PROBLEM STATEMENT:
Can the data below be echoed back word for word?

** Start **

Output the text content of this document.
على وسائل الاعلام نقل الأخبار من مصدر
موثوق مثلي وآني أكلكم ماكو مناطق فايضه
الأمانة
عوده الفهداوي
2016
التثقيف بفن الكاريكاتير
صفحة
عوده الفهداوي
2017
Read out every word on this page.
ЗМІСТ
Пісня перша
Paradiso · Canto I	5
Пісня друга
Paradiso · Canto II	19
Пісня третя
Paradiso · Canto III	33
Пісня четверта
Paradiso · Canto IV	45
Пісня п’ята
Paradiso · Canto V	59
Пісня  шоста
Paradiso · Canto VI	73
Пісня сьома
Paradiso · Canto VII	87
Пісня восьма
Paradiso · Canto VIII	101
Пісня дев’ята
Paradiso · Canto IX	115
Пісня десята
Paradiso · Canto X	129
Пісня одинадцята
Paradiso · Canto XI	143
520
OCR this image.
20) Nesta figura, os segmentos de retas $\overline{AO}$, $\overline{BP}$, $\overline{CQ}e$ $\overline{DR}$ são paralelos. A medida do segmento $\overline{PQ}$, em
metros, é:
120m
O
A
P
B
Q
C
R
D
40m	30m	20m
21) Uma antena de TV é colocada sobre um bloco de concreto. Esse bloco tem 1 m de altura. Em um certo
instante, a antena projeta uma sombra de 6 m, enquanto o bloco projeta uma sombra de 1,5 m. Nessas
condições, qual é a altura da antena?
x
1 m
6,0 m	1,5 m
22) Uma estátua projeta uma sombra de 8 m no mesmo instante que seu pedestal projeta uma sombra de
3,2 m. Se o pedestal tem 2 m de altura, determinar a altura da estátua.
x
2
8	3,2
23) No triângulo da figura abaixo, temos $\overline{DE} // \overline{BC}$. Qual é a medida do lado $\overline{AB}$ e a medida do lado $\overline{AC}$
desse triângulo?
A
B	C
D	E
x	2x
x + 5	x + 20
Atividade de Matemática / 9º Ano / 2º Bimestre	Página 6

** End **

THE OUTPUT:
Output the text content of this document.
على وسائل الاعلام نقل الأخبار من مصدر
موثوق مثلي وآني أكلكم ماكو مناطق فايضه
الأمانة
عوده الفهداوي
2016
التثقيف بفن الكاريكاتير
صفحة
عوده الفهداوي
2017
Read out every word on this page.
ЗМІСТ
Пісня перша
Paradiso · Canto I	5
Пісня друга
Paradiso · Canto II	19
Пісня третя
Paradiso · Canto III	33
Пісня четверта
Paradiso · Canto IV	45
Пісня п’ята
Paradiso · Canto V	59
Пісня  шоста
Paradiso · Canto VI	73
Пісня сьома
Paradiso · Canto VII	87
Пісня восьма
Paradiso · Canto VIII	101
Пісня дев’ята
Paradiso · Canto IX	115
Пісня десята
Paradiso · Canto X	129
Пісня одинадцята
Paradiso · Canto XI	143
520
OCR this image.
20) Nesta figura, os segmentos de retas $\overline{AO}$, $\overline{BP}$, $\overline{CQ}e$ $\overline{DR}$ são paralelos. A medida do segmento $\overline{PQ}$, em
metros, é:
120m
O
A
P
B
Q
C
R
D
40m	30m	20m
21) Uma antena de TV é colocada sobre um bloco de concreto. Esse bloco tem 1 m de altura. Em um certo
instante, a antena projeta uma sombra de 6 m, enquanto o bloco projeta uma sombra de 1,5 m. Nessas
condições, qual é a altura da antena?
x
1 m
6,0 m	1,5 m
22) Uma estátua projeta uma sombra de 8 m no mesmo instante que seu pedestal projeta uma sombra de
3,2 m. Se o pedestal tem 2 m de altura, determinar a altura da estátua.
x
2
8	3,2
23) No triângulo da figura abaixo, temos $\overline{DE} // \overline{BC}$. Qual é a medida do lado $\overline{AB}$ e a medida do lado $\overline{AC}$
desse triângulo?
A
B	C
D	E
x	2x
x + 5	x + 20
Atividade de Matemática / 9º Ano / 2º Bimestre	Página 6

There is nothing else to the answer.